Set every record down verbatim and omit the pictures.

Material:
● ● ● ●
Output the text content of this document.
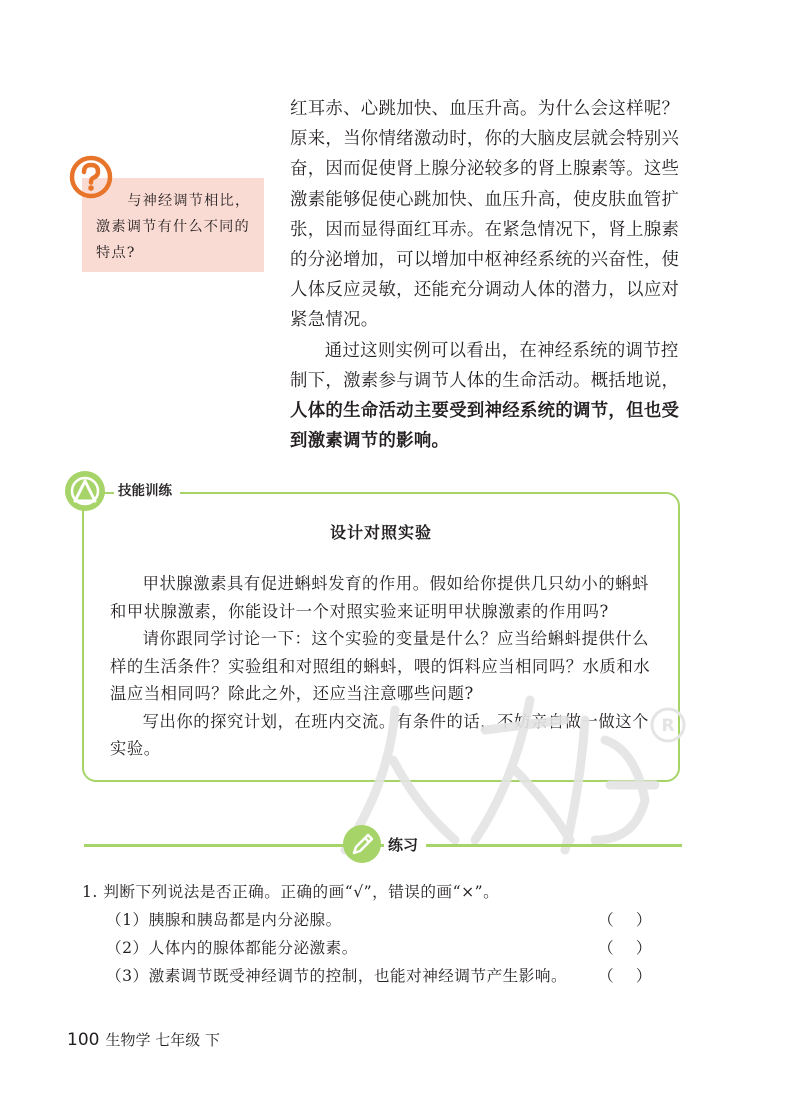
红耳赤、心跳加快、血压升高。为什么会这样呢？原来，当你情绪激动时，你的大脑皮层就会特别兴奋，因而促使肾上腺分泌较多的肾上腺素等。这些激素能够促使心跳加快、血压升高，使皮肤血管扩张，因而显得面红耳赤。在紧急情况下，肾上腺素的分泌增加，可以增加中枢神经系统的兴奋性，使人体反应灵敏，还能充分调动人体的潜力，以应对紧急情况。

通过这则实例可以看出，在神经系统的调节控制下，激素参与调节人体的生命活动。概括地说，人体的生命活动主要受到神经系统的调节，但也受到激素调节的影响。

与神经调节相比，激素调节有什么不同的特点?
技能训练
设计对照实验

甲状腺激素具有促进蝌蚪发育的作用。假如给你提供几只幼小的蝌蚪和甲状腺激素，你能设计一个对照实验来证明甲状腺激素的作用吗?

请你跟同学讨论一下：这个实验的变量是什么？应当给蝌蚪提供什么样的生活条件？实验组和对照组的蝌蚪，喂的饵料应当相同吗？水质和水温应当相同吗？除此之外，还应当注意哪些问题?

写出你的探究计划，在班内交流。有条件的话，不妨亲自做一做这个实验。

R
练习
1. 判断下列说法是否正确。正确的画“√”，错误的画“×”。
（1）胰腺和胰岛都是内分泌腺。	（    ）
（2）人体内的腺体都能分泌激素。	（    ）
（3）激素调节既受神经调节的控制，也能对神经调节产生影响。 （    ）
100 生物学 七年级 下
● ● ● ●
Output of the exercise:
Output the text content of this document.
红耳赤、心跳加快、血压升高。为什么会这样呢？原来，当你情绪激动时，你的大脑皮层就会特别兴奋，因而促使肾上腺分泌较多的肾上腺素等。这些激素能够促使心跳加快、血压升高，使皮肤血管扩张，因而显得面红耳赤。在紧急情况下，肾上腺素的分泌增加，可以增加中枢神经系统的兴奋性，使人体反应灵敏，还能充分调动人体的潜力，以应对紧急情况。

通过这则实例可以看出，在神经系统的调节控制下，激素参与调节人体的生命活动。概括地说，人体的生命活动主要受到神经系统的调节，但也受到激素调节的影响。

与神经调节相比，激素调节有什么不同的特点?
技能训练
设计对照实验

甲状腺激素具有促进蝌蚪发育的作用。假如给你提供几只幼小的蝌蚪和甲状腺激素，你能设计一个对照实验来证明甲状腺激素的作用吗?

请你跟同学讨论一下：这个实验的变量是什么？应当给蝌蚪提供什么样的生活条件？实验组和对照组的蝌蚪，喂的饵料应当相同吗？水质和水温应当相同吗？除此之外，还应当注意哪些问题?

写出你的探究计划，在班内交流。有条件的话，不妨亲自做一做这个实验。

R
练习
1. 判断下列说法是否正确。正确的画“√”，错误的画“×”。
（1）胰腺和胰岛都是内分泌腺。	（    ）
（2）人体内的腺体都能分泌激素。	（    ）
（3）激素调节既受神经调节的控制，也能对神经调节产生影响。 （    ）
100 生物学 七年级 下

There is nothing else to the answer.